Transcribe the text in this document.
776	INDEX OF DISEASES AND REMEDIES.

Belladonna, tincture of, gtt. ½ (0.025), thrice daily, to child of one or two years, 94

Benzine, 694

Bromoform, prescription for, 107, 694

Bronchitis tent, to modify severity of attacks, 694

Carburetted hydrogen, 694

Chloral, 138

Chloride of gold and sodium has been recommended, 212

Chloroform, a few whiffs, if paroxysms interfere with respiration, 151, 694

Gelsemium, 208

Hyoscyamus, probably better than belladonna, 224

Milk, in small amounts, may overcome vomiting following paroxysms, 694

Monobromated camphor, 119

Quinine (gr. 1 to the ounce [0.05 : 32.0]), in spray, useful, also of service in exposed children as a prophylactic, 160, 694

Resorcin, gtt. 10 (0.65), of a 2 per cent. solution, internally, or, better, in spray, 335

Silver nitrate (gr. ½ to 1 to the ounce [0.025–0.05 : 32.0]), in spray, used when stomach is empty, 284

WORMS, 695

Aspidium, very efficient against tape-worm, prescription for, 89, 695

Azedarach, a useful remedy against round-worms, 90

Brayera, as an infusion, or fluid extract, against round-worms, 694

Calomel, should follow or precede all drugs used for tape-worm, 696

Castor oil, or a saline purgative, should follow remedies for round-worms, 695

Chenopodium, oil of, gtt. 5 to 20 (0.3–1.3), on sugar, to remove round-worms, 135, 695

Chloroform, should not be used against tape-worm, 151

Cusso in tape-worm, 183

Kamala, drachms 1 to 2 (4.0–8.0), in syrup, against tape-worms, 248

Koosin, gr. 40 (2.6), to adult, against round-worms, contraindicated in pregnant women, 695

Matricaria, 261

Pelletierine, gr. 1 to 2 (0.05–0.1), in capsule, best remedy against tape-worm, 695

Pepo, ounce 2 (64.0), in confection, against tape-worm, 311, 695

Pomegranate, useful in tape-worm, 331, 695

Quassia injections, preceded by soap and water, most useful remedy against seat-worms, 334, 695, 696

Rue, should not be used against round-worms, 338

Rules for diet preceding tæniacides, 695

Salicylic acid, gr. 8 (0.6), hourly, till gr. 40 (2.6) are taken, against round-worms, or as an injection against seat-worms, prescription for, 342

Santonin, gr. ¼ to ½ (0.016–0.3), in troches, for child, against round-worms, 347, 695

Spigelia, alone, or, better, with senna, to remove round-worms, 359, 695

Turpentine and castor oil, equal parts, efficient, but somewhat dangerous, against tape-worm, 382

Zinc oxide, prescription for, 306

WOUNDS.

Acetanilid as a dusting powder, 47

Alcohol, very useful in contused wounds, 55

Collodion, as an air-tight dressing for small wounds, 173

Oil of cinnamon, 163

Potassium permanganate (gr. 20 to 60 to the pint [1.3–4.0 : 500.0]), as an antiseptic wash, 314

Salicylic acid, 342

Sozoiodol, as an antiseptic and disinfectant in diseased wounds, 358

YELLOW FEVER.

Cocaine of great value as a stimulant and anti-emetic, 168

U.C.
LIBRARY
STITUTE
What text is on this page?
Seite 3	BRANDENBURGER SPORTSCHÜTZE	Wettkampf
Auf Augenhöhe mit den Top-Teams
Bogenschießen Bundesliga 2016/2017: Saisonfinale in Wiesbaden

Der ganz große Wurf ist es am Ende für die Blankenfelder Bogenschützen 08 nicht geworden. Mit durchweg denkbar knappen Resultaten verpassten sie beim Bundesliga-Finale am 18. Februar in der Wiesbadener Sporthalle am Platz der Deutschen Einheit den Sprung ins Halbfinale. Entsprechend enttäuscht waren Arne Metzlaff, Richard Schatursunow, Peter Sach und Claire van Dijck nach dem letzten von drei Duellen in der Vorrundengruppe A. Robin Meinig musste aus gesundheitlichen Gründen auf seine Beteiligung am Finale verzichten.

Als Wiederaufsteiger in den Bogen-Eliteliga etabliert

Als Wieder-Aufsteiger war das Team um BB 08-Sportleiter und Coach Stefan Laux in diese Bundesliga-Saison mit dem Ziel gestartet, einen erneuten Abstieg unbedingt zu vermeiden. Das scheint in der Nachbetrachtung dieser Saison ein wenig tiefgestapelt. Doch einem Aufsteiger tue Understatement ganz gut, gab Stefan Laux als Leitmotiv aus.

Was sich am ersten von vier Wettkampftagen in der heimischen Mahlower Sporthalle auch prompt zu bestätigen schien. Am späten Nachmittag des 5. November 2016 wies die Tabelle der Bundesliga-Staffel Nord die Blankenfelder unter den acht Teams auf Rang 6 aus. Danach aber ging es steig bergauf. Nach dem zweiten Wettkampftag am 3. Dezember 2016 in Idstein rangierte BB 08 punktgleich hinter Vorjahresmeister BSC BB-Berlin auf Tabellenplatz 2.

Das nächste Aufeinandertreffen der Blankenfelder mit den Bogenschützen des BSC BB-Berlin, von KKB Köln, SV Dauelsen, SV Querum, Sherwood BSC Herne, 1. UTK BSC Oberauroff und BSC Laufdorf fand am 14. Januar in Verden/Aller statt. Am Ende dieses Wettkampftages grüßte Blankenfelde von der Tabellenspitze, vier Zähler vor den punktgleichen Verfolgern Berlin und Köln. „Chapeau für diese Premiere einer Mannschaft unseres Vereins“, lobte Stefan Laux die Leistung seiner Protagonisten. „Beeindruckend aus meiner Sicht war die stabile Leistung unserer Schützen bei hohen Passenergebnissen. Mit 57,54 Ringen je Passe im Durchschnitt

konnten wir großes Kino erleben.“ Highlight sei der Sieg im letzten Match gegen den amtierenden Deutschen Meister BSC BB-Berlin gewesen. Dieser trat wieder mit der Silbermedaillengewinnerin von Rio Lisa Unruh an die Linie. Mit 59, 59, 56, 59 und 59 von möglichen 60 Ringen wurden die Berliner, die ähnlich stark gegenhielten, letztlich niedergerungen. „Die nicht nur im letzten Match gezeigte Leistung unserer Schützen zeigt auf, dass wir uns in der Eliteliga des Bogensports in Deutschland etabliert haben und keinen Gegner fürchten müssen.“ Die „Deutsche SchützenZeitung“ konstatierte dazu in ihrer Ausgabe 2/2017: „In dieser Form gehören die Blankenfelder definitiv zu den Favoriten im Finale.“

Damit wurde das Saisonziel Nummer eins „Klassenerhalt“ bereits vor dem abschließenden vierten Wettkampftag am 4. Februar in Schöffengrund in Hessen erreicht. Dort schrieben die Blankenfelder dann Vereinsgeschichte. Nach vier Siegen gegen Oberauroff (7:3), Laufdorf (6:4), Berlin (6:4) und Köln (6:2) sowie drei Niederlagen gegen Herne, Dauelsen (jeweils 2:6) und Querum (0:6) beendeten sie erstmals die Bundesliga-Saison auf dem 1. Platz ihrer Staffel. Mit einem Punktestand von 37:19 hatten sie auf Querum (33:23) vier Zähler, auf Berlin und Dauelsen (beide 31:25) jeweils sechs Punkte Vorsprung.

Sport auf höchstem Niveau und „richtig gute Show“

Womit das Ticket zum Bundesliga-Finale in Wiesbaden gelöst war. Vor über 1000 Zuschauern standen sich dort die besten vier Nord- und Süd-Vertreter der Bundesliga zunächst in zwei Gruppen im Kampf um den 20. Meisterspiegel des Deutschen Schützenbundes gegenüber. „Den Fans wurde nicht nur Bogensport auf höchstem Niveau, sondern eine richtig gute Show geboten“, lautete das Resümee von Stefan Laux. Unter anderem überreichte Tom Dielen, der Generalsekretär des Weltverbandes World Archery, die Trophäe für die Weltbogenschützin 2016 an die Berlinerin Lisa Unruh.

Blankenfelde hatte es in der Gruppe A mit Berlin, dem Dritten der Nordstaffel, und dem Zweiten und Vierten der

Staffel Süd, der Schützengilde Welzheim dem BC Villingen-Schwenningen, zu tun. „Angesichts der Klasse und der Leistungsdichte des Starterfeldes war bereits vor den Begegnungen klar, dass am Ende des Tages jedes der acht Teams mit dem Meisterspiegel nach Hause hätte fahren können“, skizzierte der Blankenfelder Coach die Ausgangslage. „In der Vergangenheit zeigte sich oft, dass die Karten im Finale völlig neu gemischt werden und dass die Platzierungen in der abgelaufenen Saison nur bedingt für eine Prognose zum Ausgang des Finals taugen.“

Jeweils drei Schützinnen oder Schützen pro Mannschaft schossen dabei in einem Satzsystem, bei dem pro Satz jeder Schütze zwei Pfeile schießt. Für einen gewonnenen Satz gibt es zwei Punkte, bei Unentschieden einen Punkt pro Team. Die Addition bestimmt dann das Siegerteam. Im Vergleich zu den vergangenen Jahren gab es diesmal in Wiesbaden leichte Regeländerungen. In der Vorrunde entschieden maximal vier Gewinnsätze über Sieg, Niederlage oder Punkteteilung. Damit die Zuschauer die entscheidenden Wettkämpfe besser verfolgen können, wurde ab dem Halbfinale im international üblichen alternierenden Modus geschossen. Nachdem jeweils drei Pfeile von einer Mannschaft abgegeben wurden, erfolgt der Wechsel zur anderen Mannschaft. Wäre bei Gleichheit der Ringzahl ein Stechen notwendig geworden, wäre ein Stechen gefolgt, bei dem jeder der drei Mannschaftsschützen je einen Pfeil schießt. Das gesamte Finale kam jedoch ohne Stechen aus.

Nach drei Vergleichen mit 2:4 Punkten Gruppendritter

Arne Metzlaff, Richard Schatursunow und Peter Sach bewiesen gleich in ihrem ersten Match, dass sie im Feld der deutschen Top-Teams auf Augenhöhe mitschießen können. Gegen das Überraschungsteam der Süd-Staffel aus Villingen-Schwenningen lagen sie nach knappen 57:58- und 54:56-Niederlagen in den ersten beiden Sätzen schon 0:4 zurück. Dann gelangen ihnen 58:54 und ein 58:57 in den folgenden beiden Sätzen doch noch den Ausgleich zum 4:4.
----------
Exercise objective →
Track down every line of the material containing the string "Salicylic", and copy it.

Solution for this task →
Salicylic acid, gr. 8 (0.6), hourly, till gr. 40 (2.6) are taken, against round-worms, or as an injection against seat-worms, prescription for, 342
Salicylic acid, 342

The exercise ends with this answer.